§ **Work to be completed**
Every entry below should be repeated exactly; the pictures should not.

§ **Stored records**

· · ·

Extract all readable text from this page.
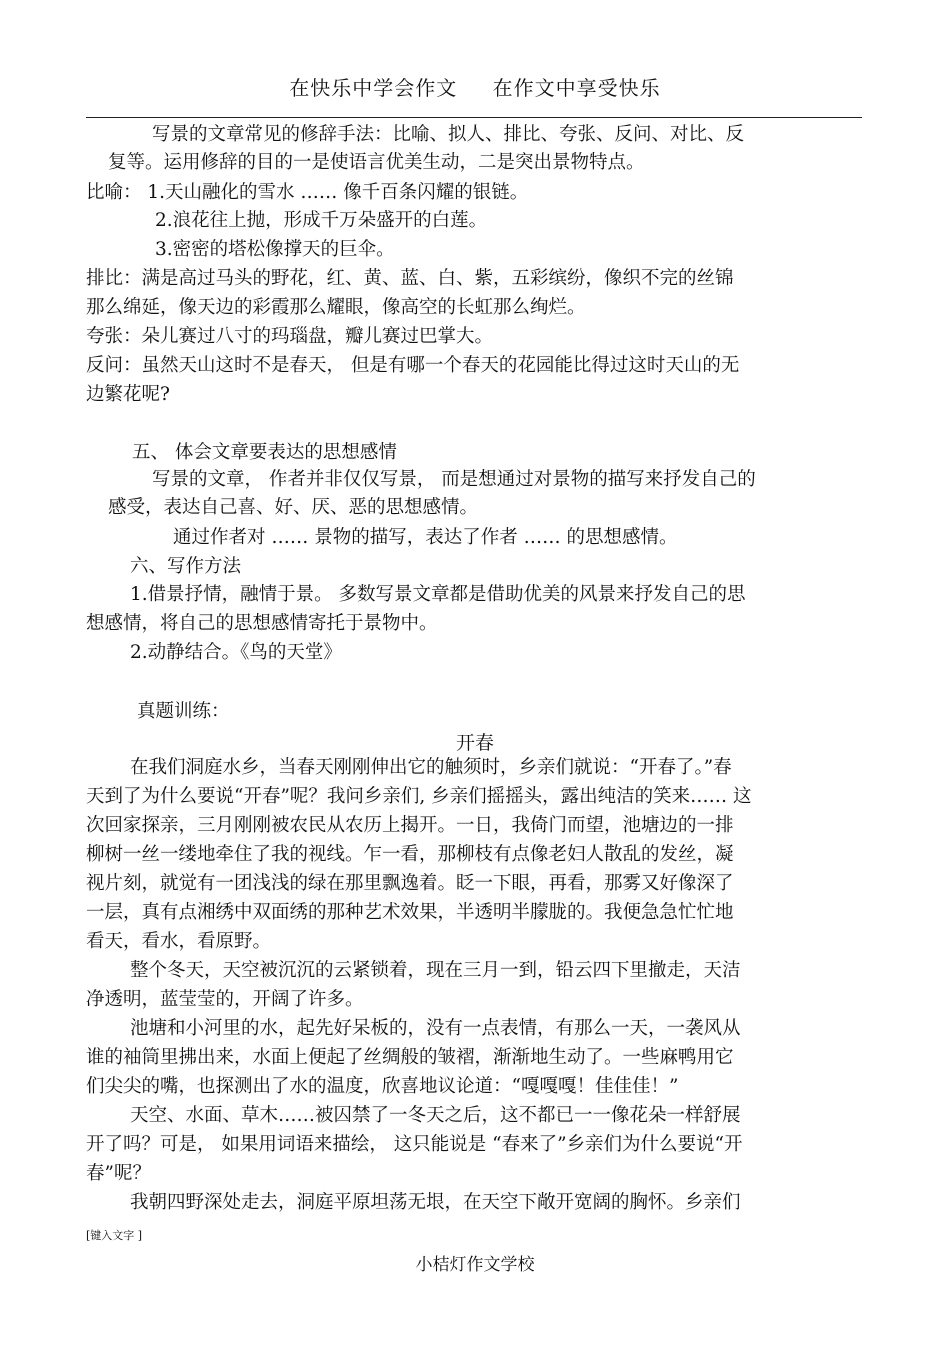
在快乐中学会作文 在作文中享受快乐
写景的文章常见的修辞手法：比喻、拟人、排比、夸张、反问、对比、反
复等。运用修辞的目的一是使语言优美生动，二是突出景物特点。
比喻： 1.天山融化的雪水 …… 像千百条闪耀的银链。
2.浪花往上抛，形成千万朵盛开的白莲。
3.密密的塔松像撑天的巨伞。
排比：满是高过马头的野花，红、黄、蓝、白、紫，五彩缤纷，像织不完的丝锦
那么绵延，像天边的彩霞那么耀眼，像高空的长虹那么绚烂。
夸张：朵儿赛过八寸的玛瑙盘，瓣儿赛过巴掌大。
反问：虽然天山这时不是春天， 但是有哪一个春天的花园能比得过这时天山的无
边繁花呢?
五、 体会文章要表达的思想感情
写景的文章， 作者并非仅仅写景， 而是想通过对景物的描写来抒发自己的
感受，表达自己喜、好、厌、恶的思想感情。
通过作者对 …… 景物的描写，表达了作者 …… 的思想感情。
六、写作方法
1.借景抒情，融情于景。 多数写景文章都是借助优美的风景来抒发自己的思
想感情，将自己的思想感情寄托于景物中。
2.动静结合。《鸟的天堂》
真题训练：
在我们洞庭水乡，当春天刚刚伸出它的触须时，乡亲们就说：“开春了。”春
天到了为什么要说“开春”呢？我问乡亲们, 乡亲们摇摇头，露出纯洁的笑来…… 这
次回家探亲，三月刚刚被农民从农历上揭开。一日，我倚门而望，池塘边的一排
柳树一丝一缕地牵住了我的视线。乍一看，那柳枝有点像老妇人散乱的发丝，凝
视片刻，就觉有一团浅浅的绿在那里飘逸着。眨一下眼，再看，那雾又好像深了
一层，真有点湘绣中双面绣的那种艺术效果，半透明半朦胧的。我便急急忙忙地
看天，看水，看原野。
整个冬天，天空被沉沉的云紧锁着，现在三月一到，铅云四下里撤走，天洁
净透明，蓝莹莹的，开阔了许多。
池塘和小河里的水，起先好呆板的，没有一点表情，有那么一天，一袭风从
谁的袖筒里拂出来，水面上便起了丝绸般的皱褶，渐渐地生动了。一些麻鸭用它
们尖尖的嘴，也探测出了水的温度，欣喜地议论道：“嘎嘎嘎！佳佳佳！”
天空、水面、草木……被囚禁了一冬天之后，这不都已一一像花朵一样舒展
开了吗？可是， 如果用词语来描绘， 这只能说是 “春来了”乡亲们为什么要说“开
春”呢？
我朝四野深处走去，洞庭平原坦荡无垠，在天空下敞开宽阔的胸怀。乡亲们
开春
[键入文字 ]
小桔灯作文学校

· · ·

§ **Exercise solution**
Extract all readable text from this page.
在快乐中学会作文 在作文中享受快乐
写景的文章常见的修辞手法：比喻、拟人、排比、夸张、反问、对比、反
复等。运用修辞的目的一是使语言优美生动，二是突出景物特点。
比喻： 1.天山融化的雪水 …… 像千百条闪耀的银链。
2.浪花往上抛，形成千万朵盛开的白莲。
3.密密的塔松像撑天的巨伞。
排比：满是高过马头的野花，红、黄、蓝、白、紫，五彩缤纷，像织不完的丝锦
那么绵延，像天边的彩霞那么耀眼，像高空的长虹那么绚烂。
夸张：朵儿赛过八寸的玛瑙盘，瓣儿赛过巴掌大。
反问：虽然天山这时不是春天， 但是有哪一个春天的花园能比得过这时天山的无
边繁花呢?
五、 体会文章要表达的思想感情
写景的文章， 作者并非仅仅写景， 而是想通过对景物的描写来抒发自己的
感受，表达自己喜、好、厌、恶的思想感情。
通过作者对 …… 景物的描写，表达了作者 …… 的思想感情。
六、写作方法
1.借景抒情，融情于景。 多数写景文章都是借助优美的风景来抒发自己的思
想感情，将自己的思想感情寄托于景物中。
2.动静结合。《鸟的天堂》
真题训练：
在我们洞庭水乡，当春天刚刚伸出它的触须时，乡亲们就说：“开春了。”春
天到了为什么要说“开春”呢？我问乡亲们, 乡亲们摇摇头，露出纯洁的笑来…… 这
次回家探亲，三月刚刚被农民从农历上揭开。一日，我倚门而望，池塘边的一排
柳树一丝一缕地牵住了我的视线。乍一看，那柳枝有点像老妇人散乱的发丝，凝
视片刻，就觉有一团浅浅的绿在那里飘逸着。眨一下眼，再看，那雾又好像深了
一层，真有点湘绣中双面绣的那种艺术效果，半透明半朦胧的。我便急急忙忙地
看天，看水，看原野。
整个冬天，天空被沉沉的云紧锁着，现在三月一到，铅云四下里撤走，天洁
净透明，蓝莹莹的，开阔了许多。
池塘和小河里的水，起先好呆板的，没有一点表情，有那么一天，一袭风从
谁的袖筒里拂出来，水面上便起了丝绸般的皱褶，渐渐地生动了。一些麻鸭用它
们尖尖的嘴，也探测出了水的温度，欣喜地议论道：“嘎嘎嘎！佳佳佳！”
天空、水面、草木……被囚禁了一冬天之后，这不都已一一像花朵一样舒展
开了吗？可是， 如果用词语来描绘， 这只能说是 “春来了”乡亲们为什么要说“开
春”呢？
我朝四野深处走去，洞庭平原坦荡无垠，在天空下敞开宽阔的胸怀。乡亲们
开春
[键入文字 ]
小桔灯作文学校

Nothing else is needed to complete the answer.